=== WRITTEN INSTRUCTION ===
Make an exact copy of all the records.

begin RECORD EXTRACTS

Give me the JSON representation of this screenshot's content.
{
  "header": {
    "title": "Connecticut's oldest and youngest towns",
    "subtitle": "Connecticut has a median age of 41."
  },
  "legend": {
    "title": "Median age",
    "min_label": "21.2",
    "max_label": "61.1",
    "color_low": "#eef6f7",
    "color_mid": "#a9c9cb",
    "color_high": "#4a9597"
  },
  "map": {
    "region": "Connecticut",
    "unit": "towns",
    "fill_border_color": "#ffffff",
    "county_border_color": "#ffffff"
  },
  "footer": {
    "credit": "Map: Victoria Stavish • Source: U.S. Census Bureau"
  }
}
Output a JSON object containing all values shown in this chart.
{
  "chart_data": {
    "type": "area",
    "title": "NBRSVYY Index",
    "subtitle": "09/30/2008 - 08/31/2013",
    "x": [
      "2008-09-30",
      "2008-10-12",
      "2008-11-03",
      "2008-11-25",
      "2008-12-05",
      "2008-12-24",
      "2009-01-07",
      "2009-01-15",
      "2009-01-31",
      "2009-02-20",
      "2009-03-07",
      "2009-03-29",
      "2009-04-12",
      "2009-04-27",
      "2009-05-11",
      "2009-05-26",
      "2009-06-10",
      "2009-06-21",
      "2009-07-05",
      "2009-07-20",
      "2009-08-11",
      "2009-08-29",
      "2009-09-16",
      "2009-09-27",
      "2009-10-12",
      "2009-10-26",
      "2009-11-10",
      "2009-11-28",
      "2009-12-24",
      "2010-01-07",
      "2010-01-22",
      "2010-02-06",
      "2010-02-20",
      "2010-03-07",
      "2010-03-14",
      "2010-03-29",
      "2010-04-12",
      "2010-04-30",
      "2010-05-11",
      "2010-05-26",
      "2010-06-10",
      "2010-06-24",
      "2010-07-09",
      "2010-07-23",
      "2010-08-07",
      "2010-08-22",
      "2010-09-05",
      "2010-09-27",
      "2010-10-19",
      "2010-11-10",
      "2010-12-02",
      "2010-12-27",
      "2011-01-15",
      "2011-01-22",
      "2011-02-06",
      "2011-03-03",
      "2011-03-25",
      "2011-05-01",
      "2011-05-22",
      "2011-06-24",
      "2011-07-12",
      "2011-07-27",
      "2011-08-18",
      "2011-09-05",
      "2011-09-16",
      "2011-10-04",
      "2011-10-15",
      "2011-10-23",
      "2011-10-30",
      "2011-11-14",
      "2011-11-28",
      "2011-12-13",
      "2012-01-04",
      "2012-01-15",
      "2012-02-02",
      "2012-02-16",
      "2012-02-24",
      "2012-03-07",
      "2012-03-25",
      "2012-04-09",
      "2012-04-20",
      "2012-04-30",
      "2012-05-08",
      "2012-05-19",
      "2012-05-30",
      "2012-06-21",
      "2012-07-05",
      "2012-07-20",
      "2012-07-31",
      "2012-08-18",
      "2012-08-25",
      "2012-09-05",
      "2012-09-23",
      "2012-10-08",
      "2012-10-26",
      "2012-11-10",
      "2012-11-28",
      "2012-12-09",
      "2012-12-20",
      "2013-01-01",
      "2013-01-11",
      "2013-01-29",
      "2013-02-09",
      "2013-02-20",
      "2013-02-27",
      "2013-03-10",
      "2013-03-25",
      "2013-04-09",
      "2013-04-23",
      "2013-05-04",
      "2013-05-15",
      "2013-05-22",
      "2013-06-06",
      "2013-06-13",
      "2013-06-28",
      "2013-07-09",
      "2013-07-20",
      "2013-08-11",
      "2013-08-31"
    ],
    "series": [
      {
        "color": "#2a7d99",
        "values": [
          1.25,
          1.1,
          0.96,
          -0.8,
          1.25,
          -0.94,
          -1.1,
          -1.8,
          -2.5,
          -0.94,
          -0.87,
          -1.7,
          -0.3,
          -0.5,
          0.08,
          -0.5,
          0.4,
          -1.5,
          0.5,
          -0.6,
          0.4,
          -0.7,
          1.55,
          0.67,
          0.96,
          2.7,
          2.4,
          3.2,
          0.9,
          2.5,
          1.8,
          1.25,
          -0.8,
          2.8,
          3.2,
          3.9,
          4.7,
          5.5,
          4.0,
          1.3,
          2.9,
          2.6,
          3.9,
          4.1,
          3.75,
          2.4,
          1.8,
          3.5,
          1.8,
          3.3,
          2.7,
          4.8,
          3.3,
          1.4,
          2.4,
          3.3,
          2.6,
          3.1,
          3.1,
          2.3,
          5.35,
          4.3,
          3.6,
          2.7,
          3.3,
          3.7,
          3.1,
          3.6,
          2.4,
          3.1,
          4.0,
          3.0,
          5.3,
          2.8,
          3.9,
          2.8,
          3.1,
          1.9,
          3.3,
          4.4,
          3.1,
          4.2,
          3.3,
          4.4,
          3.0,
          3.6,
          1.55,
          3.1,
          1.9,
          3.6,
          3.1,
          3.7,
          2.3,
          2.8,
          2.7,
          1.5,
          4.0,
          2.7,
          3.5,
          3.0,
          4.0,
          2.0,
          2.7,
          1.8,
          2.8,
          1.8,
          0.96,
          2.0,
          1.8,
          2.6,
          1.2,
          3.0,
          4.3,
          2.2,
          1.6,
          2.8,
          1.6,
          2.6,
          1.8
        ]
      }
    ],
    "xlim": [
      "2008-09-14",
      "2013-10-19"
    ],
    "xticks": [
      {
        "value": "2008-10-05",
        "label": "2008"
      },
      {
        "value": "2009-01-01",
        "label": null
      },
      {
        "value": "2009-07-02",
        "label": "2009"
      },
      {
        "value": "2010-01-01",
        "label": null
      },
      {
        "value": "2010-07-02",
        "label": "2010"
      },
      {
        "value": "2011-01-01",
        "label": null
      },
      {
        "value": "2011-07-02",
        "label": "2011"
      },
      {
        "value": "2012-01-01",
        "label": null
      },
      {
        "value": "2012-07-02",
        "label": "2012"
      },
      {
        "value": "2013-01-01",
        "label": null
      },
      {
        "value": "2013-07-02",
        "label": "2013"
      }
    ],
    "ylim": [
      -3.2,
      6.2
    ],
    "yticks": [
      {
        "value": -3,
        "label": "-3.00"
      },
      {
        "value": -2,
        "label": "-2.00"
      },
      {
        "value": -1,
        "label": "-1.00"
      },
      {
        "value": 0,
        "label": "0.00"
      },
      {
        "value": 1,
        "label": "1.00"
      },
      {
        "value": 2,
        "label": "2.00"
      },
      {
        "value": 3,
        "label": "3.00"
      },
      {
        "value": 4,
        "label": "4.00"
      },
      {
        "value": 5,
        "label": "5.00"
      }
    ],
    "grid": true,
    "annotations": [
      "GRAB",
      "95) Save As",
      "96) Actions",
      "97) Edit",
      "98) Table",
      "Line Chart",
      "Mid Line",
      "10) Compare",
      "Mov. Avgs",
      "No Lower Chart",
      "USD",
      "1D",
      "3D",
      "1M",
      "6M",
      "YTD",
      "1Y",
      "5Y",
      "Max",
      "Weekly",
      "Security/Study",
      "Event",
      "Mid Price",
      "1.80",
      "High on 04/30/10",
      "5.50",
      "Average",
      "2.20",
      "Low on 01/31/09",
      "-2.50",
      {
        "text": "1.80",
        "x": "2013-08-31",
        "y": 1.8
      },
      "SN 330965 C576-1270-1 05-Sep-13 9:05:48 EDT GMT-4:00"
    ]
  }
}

end RECORD EXTRACTS

=== RESULT ===
Give me the JSON representation of this screenshot's content.
{
  "header": {
    "title": "Connecticut's oldest and youngest towns",
    "subtitle": "Connecticut has a median age of 41."
  },
  "legend": {
    "title": "Median age",
    "min_label": "21.2",
    "max_label": "61.1",
    "color_low": "#eef6f7",
    "color_mid": "#a9c9cb",
    "color_high": "#4a9597"
  },
  "map": {
    "region": "Connecticut",
    "unit": "towns",
    "fill_border_color": "#ffffff",
    "county_border_color": "#ffffff"
  },
  "footer": {
    "credit": "Map: Victoria Stavish • Source: U.S. Census Bureau"
  }
}
Output a JSON object containing all values shown in this chart.
{
  "chart_data": {
    "type": "area",
    "title": "NBRSVYY Index",
    "subtitle": "09/30/2008 - 08/31/2013",
    "x": [
      "2008-09-30",
      "2008-10-12",
      "2008-11-03",
      "2008-11-25",
      "2008-12-05",
      "2008-12-24",
      "2009-01-07",
      "2009-01-15",
      "2009-01-31",
      "2009-02-20",
      "2009-03-07",
      "2009-03-29",
      "2009-04-12",
      "2009-04-27",
      "2009-05-11",
      "2009-05-26",
      "2009-06-10",
      "2009-06-21",
      "2009-07-05",
      "2009-07-20",
      "2009-08-11",
      "2009-08-29",
      "2009-09-16",
      "2009-09-27",
      "2009-10-12",
      "2009-10-26",
      "2009-11-10",
      "2009-11-28",
      "2009-12-24",
      "2010-01-07",
      "2010-01-22",
      "2010-02-06",
      "2010-02-20",
      "2010-03-07",
      "2010-03-14",
      "2010-03-29",
      "2010-04-12",
      "2010-04-30",
      "2010-05-11",
      "2010-05-26",
      "2010-06-10",
      "2010-06-24",
      "2010-07-09",
      "2010-07-23",
      "2010-08-07",
      "2010-08-22",
      "2010-09-05",
      "2010-09-27",
      "2010-10-19",
      "2010-11-10",
      "2010-12-02",
      "2010-12-27",
      "2011-01-15",
      "2011-01-22",
      "2011-02-06",
      "2011-03-03",
      "2011-03-25",
      "2011-05-01",
      "2011-05-22",
      "2011-06-24",
      "2011-07-12",
      "2011-07-27",
      "2011-08-18",
      "2011-09-05",
      "2011-09-16",
      "2011-10-04",
      "2011-10-15",
      "2011-10-23",
      "2011-10-30",
      "2011-11-14",
      "2011-11-28",
      "2011-12-13",
      "2012-01-04",
      "2012-01-15",
      "2012-02-02",
      "2012-02-16",
      "2012-02-24",
      "2012-03-07",
      "2012-03-25",
      "2012-04-09",
      "2012-04-20",
      "2012-04-30",
      "2012-05-08",
      "2012-05-19",
      "2012-05-30",
      "2012-06-21",
      "2012-07-05",
      "2012-07-20",
      "2012-07-31",
      "2012-08-18",
      "2012-08-25",
      "2012-09-05",
      "2012-09-23",
      "2012-10-08",
      "2012-10-26",
      "2012-11-10",
      "2012-11-28",
      "2012-12-09",
      "2012-12-20",
      "2013-01-01",
      "2013-01-11",
      "2013-01-29",
      "2013-02-09",
      "2013-02-20",
      "2013-02-27",
      "2013-03-10",
      "2013-03-25",
      "2013-04-09",
      "2013-04-23",
      "2013-05-04",
      "2013-05-15",
      "2013-05-22",
      "2013-06-06",
      "2013-06-13",
      "2013-06-28",
      "2013-07-09",
      "2013-07-20",
      "2013-08-11",
      "2013-08-31"
    ],
    "series": [
      {
        "color": "#2a7d99",
        "values": [
          1.25,
          1.1,
          0.96,
          -0.8,
          1.25,
          -0.94,
          -1.1,
          -1.8,
          -2.5,
          -0.94,
          -0.87,
          -1.7,
          -0.3,
          -0.5,
          0.08,
          -0.5,
          0.4,
          -1.5,
          0.5,
          -0.6,
          0.4,
          -0.7,
          1.55,
          0.67,
          0.96,
          2.7,
          2.4,
          3.2,
          0.9,
          2.5,
          1.8,
          1.25,
          -0.8,
          2.8,
          3.2,
          3.9,
          4.7,
          5.5,
          4.0,
          1.3,
          2.9,
          2.6,
          3.9,
          4.1,
          3.75,
          2.4,
          1.8,
          3.5,
          1.8,
          3.3,
          2.7,
          4.8,
          3.3,
          1.4,
          2.4,
          3.3,
          2.6,
          3.1,
          3.1,
          2.3,
          5.35,
          4.3,
          3.6,
          2.7,
          3.3,
          3.7,
          3.1,
          3.6,
          2.4,
          3.1,
          4.0,
          3.0,
          5.3,
          2.8,
          3.9,
          2.8,
          3.1,
          1.9,
          3.3,
          4.4,
          3.1,
          4.2,
          3.3,
          4.4,
          3.0,
          3.6,
          1.55,
          3.1,
          1.9,
          3.6,
          3.1,
          3.7,
          2.3,
          2.8,
          2.7,
          1.5,
          4.0,
          2.7,
          3.5,
          3.0,
          4.0,
          2.0,
          2.7,
          1.8,
          2.8,
          1.8,
          0.96,
          2.0,
          1.8,
          2.6,
          1.2,
          3.0,
          4.3,
          2.2,
          1.6,
          2.8,
          1.6,
          2.6,
          1.8
        ]
      }
    ],
    "xlim": [
      "2008-09-14",
      "2013-10-19"
    ],
    "xticks": [
      {
        "value": "2008-10-05",
        "label": "2008"
      },
      {
        "value": "2009-01-01",
        "label": null
      },
      {
        "value": "2009-07-02",
        "label": "2009"
      },
      {
        "value": "2010-01-01",
        "label": null
      },
      {
        "value": "2010-07-02",
        "label": "2010"
      },
      {
        "value": "2011-01-01",
        "label": null
      },
      {
        "value": "2011-07-02",
        "label": "2011"
      },
      {
        "value": "2012-01-01",
        "label": null
      },
      {
        "value": "2012-07-02",
        "label": "2012"
      },
      {
        "value": "2013-01-01",
        "label": null
      },
      {
        "value": "2013-07-02",
        "label": "2013"
      }
    ],
    "ylim": [
      -3.2,
      6.2
    ],
    "yticks": [
      {
        "value": -3,
        "label": "-3.00"
      },
      {
        "value": -2,
        "label": "-2.00"
      },
      {
        "value": -1,
        "label": "-1.00"
      },
      {
        "value": 0,
        "label": "0.00"
      },
      {
        "value": 1,
        "label": "1.00"
      },
      {
        "value": 2,
        "label": "2.00"
      },
      {
        "value": 3,
        "label": "3.00"
      },
      {
        "value": 4,
        "label": "4.00"
      },
      {
        "value": 5,
        "label": "5.00"
      }
    ],
    "grid": true,
    "annotations": [
      "GRAB",
      "95) Save As",
      "96) Actions",
      "97) Edit",
      "98) Table",
      "Line Chart",
      "Mid Line",
      "10) Compare",
      "Mov. Avgs",
      "No Lower Chart",
      "USD",
      "1D",
      "3D",
      "1M",
      "6M",
      "YTD",
      "1Y",
      "5Y",
      "Max",
      "Weekly",
      "Security/Study",
      "Event",
      "Mid Price",
      "1.80",
      "High on 04/30/10",
      "5.50",
      "Average",
      "2.20",
      "Low on 01/31/09",
      "-2.50",
      {
        "text": "1.80",
        "x": "2013-08-31",
        "y": 1.8
      },
      "SN 330965 C576-1270-1 05-Sep-13 9:05:48 EDT GMT-4:00"
    ]
  }
}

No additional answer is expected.